-- START --
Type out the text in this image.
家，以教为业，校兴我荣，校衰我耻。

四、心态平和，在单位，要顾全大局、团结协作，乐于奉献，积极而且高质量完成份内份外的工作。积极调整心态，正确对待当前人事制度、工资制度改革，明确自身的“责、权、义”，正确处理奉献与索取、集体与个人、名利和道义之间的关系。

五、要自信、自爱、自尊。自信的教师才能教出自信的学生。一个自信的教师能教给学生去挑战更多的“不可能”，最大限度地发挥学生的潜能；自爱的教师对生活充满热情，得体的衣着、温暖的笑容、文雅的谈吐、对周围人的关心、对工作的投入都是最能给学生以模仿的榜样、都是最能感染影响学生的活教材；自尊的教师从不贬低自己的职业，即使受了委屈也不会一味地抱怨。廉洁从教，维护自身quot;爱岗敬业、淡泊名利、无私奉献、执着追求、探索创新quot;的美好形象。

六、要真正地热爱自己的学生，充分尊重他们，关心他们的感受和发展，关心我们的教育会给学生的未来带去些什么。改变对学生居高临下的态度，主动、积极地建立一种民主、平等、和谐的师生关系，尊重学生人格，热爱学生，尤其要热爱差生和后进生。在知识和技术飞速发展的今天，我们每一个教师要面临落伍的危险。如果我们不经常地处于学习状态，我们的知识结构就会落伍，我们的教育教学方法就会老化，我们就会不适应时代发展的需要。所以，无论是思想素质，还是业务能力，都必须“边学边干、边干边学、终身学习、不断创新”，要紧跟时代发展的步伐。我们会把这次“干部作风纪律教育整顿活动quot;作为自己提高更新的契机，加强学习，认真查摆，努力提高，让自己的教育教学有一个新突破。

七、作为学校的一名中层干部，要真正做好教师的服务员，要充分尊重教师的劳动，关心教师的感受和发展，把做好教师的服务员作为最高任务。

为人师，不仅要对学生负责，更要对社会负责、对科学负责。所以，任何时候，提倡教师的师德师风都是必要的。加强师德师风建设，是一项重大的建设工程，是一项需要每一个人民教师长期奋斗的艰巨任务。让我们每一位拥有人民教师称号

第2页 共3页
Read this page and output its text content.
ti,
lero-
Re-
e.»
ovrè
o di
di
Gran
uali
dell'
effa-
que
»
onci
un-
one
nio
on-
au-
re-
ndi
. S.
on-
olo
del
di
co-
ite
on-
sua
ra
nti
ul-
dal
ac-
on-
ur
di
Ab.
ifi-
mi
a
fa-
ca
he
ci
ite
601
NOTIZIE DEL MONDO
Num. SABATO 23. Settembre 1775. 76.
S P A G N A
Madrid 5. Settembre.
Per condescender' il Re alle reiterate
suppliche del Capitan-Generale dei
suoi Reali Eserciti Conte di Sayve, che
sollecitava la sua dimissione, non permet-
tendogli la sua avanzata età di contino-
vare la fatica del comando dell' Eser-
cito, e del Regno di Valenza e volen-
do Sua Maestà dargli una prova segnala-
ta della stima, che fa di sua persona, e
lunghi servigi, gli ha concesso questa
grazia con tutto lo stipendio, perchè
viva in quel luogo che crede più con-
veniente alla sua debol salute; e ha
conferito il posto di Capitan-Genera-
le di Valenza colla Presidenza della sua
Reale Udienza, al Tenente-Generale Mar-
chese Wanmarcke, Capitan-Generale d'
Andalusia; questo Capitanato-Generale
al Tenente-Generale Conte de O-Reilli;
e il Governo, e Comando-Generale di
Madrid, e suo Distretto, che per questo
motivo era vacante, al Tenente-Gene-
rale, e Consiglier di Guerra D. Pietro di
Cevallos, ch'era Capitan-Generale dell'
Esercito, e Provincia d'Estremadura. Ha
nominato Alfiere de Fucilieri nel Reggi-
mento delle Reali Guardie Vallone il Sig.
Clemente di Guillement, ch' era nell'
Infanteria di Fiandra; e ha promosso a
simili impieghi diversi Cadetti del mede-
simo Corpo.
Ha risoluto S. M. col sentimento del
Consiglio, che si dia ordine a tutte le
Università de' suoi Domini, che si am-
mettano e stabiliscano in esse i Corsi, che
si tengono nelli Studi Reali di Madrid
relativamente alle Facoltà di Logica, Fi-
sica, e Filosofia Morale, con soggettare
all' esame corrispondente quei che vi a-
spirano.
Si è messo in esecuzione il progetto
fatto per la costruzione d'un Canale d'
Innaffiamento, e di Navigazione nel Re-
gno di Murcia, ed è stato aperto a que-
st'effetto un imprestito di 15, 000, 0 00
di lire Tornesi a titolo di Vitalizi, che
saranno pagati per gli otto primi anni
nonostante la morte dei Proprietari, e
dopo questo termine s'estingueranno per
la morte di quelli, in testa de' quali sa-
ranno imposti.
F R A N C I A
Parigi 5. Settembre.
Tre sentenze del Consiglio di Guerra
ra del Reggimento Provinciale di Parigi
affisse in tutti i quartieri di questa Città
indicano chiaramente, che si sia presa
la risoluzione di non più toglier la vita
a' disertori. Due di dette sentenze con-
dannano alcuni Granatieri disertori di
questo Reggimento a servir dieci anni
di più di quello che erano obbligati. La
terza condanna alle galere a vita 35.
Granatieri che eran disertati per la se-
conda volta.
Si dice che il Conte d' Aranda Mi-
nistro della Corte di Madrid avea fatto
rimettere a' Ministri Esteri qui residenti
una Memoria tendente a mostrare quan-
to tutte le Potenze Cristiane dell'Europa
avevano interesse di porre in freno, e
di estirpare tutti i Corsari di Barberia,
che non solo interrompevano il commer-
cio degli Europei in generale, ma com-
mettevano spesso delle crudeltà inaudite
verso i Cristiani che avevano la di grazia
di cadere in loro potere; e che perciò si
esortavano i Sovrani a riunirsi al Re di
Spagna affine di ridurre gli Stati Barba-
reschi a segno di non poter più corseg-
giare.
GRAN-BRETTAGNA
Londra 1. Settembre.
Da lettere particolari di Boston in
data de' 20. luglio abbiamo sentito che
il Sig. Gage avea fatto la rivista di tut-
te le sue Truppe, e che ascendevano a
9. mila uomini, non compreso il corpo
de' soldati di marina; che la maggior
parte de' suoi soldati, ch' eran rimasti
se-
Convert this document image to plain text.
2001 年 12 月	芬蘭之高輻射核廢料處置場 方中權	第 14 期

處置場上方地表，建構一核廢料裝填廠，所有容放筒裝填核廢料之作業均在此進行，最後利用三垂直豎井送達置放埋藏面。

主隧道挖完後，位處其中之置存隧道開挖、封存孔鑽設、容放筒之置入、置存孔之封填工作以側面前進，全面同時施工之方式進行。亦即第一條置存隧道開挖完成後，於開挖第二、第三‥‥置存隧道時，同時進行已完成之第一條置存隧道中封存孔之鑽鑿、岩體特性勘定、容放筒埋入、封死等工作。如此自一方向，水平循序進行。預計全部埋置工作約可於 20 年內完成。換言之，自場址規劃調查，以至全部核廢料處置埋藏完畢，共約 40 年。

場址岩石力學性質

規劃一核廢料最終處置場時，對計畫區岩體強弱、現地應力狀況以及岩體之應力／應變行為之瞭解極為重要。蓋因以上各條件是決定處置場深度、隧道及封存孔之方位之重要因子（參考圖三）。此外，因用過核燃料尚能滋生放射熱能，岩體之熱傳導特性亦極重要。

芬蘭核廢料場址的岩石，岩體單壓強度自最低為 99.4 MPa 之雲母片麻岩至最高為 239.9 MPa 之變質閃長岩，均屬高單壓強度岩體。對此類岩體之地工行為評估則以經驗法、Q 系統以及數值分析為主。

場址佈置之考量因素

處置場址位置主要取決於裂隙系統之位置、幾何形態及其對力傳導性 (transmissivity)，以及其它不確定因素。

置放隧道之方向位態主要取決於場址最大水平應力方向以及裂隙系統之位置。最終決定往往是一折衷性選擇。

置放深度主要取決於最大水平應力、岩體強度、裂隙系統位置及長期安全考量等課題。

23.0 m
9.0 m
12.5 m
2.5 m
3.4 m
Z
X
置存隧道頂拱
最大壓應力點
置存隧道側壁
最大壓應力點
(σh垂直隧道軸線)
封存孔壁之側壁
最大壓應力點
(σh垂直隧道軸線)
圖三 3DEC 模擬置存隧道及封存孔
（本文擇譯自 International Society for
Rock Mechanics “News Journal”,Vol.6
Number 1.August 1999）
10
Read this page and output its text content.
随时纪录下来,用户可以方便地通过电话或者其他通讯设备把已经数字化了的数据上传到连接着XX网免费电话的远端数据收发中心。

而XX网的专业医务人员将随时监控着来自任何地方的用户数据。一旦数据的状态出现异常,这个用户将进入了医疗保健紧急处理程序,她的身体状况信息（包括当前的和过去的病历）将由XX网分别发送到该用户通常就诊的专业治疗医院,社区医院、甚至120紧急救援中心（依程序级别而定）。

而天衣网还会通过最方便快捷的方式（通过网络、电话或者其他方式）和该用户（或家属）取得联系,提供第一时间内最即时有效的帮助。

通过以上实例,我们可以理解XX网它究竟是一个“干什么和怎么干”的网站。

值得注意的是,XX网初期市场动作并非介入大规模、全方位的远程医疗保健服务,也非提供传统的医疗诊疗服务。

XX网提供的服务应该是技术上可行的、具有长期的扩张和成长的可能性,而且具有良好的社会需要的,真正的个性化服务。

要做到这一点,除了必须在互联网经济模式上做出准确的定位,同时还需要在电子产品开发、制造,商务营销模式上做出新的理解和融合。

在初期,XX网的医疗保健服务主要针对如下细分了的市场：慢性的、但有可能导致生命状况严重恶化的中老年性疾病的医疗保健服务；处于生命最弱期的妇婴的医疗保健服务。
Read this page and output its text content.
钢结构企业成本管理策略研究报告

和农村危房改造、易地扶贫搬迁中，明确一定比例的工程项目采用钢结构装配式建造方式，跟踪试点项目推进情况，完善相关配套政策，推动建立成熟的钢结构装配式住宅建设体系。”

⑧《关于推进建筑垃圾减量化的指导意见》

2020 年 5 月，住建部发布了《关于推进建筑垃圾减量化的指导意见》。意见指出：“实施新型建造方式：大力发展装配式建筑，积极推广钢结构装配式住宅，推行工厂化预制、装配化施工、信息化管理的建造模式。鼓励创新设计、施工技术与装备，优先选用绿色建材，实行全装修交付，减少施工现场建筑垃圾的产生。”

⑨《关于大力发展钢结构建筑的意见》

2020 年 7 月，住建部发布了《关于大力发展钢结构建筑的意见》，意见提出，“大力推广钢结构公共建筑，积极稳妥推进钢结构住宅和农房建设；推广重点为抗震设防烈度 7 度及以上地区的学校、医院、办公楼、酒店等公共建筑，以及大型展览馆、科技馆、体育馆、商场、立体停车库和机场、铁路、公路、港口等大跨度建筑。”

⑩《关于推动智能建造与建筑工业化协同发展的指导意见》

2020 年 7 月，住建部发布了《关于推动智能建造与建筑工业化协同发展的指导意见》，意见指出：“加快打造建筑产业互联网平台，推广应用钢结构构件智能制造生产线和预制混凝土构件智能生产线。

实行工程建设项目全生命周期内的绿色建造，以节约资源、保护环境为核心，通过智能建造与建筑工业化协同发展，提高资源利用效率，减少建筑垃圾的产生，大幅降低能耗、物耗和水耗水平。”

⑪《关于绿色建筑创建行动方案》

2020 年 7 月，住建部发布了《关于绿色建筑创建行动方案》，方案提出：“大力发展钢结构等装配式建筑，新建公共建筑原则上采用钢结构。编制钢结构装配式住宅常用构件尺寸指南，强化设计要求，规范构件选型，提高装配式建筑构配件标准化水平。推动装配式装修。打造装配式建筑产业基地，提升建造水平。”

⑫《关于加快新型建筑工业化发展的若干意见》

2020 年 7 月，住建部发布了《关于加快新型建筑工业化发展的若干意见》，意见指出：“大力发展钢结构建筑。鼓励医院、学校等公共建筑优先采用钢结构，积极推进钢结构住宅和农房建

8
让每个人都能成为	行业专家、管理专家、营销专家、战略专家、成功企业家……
-- END --
▸ **WRITTEN PROBLEM**
Identify all lines in the records above with the word "关于大力发展钢结构建筑的意见".

▸ **SOLUTION TO THIS EXERCISE**
⑨《关于大力发展钢结构建筑的意见》
2020 年 7 月，住建部发布了《关于大力发展钢结构建筑的意见》，意见提出，“大力推广钢结构公共建筑，积极稳妥推进钢结构住宅和农房建设；推广重点为抗震设防烈度 7 度及以上地区的学校、医院、办公楼、酒店等公共建筑，以及大型展览馆、科技馆、体育馆、商场、立体停车库和机场、铁路、公路、港口等大跨度建筑。”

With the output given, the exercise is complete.